→ **What is expected**
Could you reproduce, exactly as written, every line from the one containing "Convert this screenshot" through the last line of the records, and nothing else?
—————
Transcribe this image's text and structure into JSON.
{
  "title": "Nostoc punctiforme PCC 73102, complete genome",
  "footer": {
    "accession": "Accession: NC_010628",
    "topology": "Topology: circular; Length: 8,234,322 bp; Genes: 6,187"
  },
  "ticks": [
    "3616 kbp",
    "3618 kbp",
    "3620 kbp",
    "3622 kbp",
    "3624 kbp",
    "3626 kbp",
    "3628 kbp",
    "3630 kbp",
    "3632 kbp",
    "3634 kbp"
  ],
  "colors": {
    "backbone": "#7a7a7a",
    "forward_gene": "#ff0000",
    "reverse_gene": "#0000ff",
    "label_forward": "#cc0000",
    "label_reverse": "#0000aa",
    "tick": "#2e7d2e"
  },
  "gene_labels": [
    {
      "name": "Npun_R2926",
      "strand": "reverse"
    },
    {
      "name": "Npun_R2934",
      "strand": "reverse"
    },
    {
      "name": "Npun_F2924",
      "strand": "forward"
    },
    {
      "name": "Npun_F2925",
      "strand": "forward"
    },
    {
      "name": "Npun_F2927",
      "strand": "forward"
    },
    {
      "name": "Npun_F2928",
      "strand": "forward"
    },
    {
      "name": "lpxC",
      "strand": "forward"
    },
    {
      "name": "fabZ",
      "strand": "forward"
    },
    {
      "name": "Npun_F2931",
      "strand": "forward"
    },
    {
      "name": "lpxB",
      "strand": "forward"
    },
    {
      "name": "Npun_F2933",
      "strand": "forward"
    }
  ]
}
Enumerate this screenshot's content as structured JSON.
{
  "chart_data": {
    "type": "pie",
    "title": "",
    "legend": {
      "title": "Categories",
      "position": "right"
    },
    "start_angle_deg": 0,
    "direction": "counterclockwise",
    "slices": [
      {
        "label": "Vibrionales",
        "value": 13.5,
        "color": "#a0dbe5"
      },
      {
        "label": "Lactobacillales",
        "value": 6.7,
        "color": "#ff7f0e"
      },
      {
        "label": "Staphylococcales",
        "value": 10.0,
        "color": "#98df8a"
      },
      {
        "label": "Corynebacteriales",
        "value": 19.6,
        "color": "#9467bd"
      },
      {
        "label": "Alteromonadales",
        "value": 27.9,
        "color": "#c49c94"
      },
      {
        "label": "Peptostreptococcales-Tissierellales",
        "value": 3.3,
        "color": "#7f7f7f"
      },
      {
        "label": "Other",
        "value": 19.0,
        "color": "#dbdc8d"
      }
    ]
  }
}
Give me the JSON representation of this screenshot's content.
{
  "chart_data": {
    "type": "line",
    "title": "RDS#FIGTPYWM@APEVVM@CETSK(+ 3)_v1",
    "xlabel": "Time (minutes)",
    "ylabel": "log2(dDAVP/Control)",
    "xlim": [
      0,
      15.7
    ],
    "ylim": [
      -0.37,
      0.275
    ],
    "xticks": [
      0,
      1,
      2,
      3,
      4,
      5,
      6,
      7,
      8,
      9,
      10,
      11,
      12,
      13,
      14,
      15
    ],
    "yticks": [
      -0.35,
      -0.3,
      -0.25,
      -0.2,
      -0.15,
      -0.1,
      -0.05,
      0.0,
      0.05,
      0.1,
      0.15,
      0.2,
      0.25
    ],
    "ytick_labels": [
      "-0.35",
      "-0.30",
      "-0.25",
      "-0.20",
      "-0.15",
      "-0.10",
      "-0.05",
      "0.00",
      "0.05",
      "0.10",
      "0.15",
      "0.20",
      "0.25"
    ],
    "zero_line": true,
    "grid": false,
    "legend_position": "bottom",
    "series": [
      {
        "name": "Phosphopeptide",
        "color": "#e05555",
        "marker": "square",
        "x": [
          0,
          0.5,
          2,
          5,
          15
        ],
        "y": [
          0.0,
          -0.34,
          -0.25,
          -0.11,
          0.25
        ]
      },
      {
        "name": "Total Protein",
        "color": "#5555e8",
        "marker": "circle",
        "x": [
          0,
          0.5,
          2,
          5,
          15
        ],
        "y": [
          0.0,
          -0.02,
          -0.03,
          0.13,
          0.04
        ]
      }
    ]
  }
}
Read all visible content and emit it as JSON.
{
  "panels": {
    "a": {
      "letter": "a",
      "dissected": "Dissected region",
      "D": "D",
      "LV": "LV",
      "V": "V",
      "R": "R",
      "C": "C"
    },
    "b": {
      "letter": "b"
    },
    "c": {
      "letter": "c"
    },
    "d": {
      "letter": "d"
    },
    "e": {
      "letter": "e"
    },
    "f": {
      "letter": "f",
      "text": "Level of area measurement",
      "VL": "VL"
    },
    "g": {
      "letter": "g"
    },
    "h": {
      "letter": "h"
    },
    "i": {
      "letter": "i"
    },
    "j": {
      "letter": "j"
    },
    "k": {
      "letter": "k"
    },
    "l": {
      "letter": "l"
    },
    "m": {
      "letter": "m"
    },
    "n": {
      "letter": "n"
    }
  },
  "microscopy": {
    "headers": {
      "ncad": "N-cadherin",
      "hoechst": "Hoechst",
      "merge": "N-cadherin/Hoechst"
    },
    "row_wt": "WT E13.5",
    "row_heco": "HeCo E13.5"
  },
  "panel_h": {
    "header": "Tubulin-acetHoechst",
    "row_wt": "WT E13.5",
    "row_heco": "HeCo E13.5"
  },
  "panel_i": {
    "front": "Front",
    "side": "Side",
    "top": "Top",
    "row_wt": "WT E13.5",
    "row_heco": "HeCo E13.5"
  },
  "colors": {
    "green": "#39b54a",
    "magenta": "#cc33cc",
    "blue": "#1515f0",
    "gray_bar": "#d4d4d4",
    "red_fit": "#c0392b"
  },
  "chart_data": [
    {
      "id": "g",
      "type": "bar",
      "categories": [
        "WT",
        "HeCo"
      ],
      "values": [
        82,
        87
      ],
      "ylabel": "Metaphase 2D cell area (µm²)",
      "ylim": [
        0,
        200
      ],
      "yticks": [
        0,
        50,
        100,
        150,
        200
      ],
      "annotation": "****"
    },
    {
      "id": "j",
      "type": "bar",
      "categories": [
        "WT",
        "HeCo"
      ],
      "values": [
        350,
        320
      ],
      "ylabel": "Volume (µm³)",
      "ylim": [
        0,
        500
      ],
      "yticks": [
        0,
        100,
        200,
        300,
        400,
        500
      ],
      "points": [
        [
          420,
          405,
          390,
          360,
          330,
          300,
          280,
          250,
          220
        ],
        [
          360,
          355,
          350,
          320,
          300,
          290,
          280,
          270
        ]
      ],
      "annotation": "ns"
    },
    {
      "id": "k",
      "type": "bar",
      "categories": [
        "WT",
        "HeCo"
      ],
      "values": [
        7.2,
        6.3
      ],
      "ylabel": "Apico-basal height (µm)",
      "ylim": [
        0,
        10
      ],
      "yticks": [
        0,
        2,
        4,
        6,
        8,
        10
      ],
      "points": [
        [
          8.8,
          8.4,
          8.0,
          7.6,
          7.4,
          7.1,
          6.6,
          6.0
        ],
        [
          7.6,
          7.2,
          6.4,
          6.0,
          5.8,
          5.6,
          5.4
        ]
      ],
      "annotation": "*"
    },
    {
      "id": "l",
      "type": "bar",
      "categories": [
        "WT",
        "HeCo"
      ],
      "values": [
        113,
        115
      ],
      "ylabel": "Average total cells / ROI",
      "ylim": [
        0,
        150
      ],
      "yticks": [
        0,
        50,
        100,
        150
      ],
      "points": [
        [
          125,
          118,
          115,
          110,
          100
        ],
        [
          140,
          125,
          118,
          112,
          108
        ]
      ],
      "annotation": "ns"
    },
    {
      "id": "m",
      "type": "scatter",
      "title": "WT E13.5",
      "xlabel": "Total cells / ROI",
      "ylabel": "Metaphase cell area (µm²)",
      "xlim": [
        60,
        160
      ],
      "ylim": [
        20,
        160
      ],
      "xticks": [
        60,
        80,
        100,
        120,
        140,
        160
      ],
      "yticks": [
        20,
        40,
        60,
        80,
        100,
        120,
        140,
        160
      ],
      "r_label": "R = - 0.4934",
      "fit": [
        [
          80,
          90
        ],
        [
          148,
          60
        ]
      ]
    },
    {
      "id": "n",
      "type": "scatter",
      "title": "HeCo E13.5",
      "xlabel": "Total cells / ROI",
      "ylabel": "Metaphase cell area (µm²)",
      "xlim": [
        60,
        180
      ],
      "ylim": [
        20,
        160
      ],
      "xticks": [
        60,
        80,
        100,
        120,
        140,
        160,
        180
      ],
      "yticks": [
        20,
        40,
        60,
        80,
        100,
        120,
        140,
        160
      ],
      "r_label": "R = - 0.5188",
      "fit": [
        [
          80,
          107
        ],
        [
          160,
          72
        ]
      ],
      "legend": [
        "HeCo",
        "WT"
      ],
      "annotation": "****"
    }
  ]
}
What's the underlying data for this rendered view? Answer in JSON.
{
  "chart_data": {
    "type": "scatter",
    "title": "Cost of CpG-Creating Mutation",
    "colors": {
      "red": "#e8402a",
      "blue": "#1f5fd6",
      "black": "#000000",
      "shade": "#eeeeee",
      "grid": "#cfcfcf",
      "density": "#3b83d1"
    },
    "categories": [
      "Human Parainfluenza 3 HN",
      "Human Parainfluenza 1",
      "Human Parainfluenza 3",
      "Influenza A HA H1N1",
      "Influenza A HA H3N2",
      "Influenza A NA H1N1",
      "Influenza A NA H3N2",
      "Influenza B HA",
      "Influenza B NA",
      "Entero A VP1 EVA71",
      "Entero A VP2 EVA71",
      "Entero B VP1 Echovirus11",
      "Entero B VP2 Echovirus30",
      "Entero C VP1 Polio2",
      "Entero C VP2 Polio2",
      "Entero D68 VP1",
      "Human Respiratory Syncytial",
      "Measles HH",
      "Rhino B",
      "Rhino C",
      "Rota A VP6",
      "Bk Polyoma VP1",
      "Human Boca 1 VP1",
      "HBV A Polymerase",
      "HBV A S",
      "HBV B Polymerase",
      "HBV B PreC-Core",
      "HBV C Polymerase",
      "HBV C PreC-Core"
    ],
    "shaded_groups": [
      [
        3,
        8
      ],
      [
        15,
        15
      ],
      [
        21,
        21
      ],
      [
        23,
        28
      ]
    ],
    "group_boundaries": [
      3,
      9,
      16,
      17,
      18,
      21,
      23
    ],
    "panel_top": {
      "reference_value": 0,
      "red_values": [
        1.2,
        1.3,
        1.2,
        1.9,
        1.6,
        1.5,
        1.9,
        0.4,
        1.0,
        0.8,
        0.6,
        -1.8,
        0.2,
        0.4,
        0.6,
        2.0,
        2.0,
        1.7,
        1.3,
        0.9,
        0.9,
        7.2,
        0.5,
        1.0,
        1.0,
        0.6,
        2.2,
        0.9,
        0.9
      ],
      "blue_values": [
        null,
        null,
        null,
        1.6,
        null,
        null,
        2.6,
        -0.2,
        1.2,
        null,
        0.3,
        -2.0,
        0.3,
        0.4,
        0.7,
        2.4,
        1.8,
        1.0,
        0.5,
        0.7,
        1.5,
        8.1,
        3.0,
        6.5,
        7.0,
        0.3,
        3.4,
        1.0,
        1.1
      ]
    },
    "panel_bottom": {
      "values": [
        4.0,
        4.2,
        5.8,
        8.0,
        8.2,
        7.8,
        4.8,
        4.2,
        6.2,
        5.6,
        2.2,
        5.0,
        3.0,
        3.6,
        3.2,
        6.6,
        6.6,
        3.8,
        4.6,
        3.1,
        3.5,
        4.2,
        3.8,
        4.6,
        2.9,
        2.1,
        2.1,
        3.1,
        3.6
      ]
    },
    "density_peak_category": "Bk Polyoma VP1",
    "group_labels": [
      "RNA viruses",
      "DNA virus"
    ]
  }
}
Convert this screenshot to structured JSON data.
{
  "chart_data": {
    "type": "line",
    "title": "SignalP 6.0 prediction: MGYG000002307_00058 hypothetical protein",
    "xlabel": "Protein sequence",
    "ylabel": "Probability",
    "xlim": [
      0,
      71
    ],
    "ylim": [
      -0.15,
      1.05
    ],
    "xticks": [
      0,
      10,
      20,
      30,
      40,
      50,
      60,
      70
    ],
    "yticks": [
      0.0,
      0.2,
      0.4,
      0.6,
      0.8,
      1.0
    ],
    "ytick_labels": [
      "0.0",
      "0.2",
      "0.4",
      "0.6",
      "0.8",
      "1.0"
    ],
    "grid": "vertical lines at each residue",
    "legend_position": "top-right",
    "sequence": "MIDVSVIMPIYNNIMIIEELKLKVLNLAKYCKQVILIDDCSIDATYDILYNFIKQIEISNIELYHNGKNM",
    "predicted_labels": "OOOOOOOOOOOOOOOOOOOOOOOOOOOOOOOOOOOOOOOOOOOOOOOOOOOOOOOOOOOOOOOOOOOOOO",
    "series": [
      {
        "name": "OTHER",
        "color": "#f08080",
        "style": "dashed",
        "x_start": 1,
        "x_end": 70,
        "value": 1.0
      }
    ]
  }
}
—————
→ **Written response**
Convert this screenshot to structured JSON data.
{
  "chart_data": {
    "type": "line",
    "title": "SignalP 6.0 prediction: MGYG000002307_00058 hypothetical protein",
    "xlabel": "Protein sequence",
    "ylabel": "Probability",
    "xlim": [
      0,
      71
    ],
    "ylim": [
      -0.15,
      1.05
    ],
    "xticks": [
      0,
      10,
      20,
      30,
      40,
      50,
      60,
      70
    ],
    "yticks": [
      0.0,
      0.2,
      0.4,
      0.6,
      0.8,
      1.0
    ],
    "ytick_labels": [
      "0.0",
      "0.2",
      "0.4",
      "0.6",
      "0.8",
      "1.0"
    ],
    "grid": "vertical lines at each residue",
    "legend_position": "top-right",
    "sequence": "MIDVSVIMPIYNNIMIIEELKLKVLNLAKYCKQVILIDDCSIDATYDILYNFIKQIEISNIELYHNGKNM",
    "predicted_labels": "OOOOOOOOOOOOOOOOOOOOOOOOOOOOOOOOOOOOOOOOOOOOOOOOOOOOOOOOOOOOOOOOOOOOOO",
    "series": [
      {
        "name": "OTHER",
        "color": "#f08080",
        "style": "dashed",
        "x_start": 1,
        "x_end": 70,
        "value": 1.0
      }
    ]
  }
}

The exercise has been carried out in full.